[START DATA LISTING]

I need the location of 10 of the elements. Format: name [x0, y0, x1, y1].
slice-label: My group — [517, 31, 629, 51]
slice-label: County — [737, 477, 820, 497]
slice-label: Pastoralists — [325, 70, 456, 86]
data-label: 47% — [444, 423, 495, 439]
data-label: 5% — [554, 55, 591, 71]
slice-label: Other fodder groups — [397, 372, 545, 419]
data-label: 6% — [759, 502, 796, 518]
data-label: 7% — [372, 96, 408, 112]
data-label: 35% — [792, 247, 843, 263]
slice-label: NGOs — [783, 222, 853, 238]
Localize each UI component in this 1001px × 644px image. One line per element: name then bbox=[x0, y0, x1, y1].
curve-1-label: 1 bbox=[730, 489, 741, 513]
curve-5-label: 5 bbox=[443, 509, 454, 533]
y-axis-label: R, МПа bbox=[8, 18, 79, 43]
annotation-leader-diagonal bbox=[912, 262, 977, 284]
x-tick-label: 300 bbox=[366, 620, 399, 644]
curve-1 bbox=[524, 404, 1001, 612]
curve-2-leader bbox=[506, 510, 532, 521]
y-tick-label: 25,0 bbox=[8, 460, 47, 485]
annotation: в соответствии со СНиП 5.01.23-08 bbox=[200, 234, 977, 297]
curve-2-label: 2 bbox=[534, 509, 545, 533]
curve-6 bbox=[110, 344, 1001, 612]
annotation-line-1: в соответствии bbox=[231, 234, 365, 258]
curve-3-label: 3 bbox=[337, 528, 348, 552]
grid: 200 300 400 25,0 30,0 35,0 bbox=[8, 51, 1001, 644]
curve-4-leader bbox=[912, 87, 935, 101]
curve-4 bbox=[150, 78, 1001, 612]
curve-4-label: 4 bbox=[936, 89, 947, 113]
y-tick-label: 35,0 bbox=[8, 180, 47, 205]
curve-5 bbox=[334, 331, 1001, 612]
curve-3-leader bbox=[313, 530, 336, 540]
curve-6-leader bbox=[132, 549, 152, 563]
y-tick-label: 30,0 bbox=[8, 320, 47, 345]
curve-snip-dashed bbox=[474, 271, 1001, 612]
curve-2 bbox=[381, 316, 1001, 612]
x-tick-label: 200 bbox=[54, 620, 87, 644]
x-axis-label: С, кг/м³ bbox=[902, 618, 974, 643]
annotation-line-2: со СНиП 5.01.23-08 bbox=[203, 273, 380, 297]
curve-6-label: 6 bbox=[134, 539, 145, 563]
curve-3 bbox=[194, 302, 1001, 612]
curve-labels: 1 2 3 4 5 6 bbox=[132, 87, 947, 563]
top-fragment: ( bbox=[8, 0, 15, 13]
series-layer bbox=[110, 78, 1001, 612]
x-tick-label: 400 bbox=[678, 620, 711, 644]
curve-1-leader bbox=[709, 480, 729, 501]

[END DATA LISTING]

**REQUEST**
Copy out all of the items above with every "slice-label" swapped for "segment-label", leaving everything else unchanged.

**OUTPUT FOR THIS TASK**
I need the location of 10 of the elements. Format: name [x0, y0, x1, y1].
segment-label: My group — [517, 31, 629, 51]
segment-label: County — [737, 477, 820, 497]
segment-label: Pastoralists — [325, 70, 456, 86]
data-label: 47% — [444, 423, 495, 439]
data-label: 5% — [554, 55, 591, 71]
segment-label: Other fodder groups — [397, 372, 545, 419]
data-label: 6% — [759, 502, 796, 518]
data-label: 7% — [372, 96, 408, 112]
data-label: 35% — [792, 247, 843, 263]
segment-label: NGOs — [783, 222, 853, 238]
Localize each UI component in this 1001px × 644px image. One line per element: name then bbox=[x0, y0, x1, y1].
curve-1-label: 1 bbox=[730, 489, 741, 513]
curve-5-label: 5 bbox=[443, 509, 454, 533]
y-axis-label: R, МПа bbox=[8, 18, 79, 43]
annotation-leader-diagonal bbox=[912, 262, 977, 284]
x-tick-label: 300 bbox=[366, 620, 399, 644]
curve-1 bbox=[524, 404, 1001, 612]
curve-2-leader bbox=[506, 510, 532, 521]
y-tick-label: 25,0 bbox=[8, 460, 47, 485]
annotation: в соответствии со СНиП 5.01.23-08 bbox=[200, 234, 977, 297]
curve-2-label: 2 bbox=[534, 509, 545, 533]
curve-6 bbox=[110, 344, 1001, 612]
annotation-line-1: в соответствии bbox=[231, 234, 365, 258]
curve-3-label: 3 bbox=[337, 528, 348, 552]
grid: 200 300 400 25,0 30,0 35,0 bbox=[8, 51, 1001, 644]
curve-4-leader bbox=[912, 87, 935, 101]
curve-4 bbox=[150, 78, 1001, 612]
curve-4-label: 4 bbox=[936, 89, 947, 113]
y-tick-label: 35,0 bbox=[8, 180, 47, 205]
curve-5 bbox=[334, 331, 1001, 612]
curve-3-leader bbox=[313, 530, 336, 540]
curve-6-leader bbox=[132, 549, 152, 563]
y-tick-label: 30,0 bbox=[8, 320, 47, 345]
curve-snip-dashed bbox=[474, 271, 1001, 612]
curve-2 bbox=[381, 316, 1001, 612]
x-tick-label: 200 bbox=[54, 620, 87, 644]
x-axis-label: С, кг/м³ bbox=[902, 618, 974, 643]
annotation-line-2: со СНиП 5.01.23-08 bbox=[203, 273, 380, 297]
curve-6-label: 6 bbox=[134, 539, 145, 563]
curve-3 bbox=[194, 302, 1001, 612]
curve-labels: 1 2 3 4 5 6 bbox=[132, 87, 947, 563]
top-fragment: ( bbox=[8, 0, 15, 13]
series-layer bbox=[110, 78, 1001, 612]
x-tick-label: 400 bbox=[678, 620, 711, 644]
curve-1-leader bbox=[709, 480, 729, 501]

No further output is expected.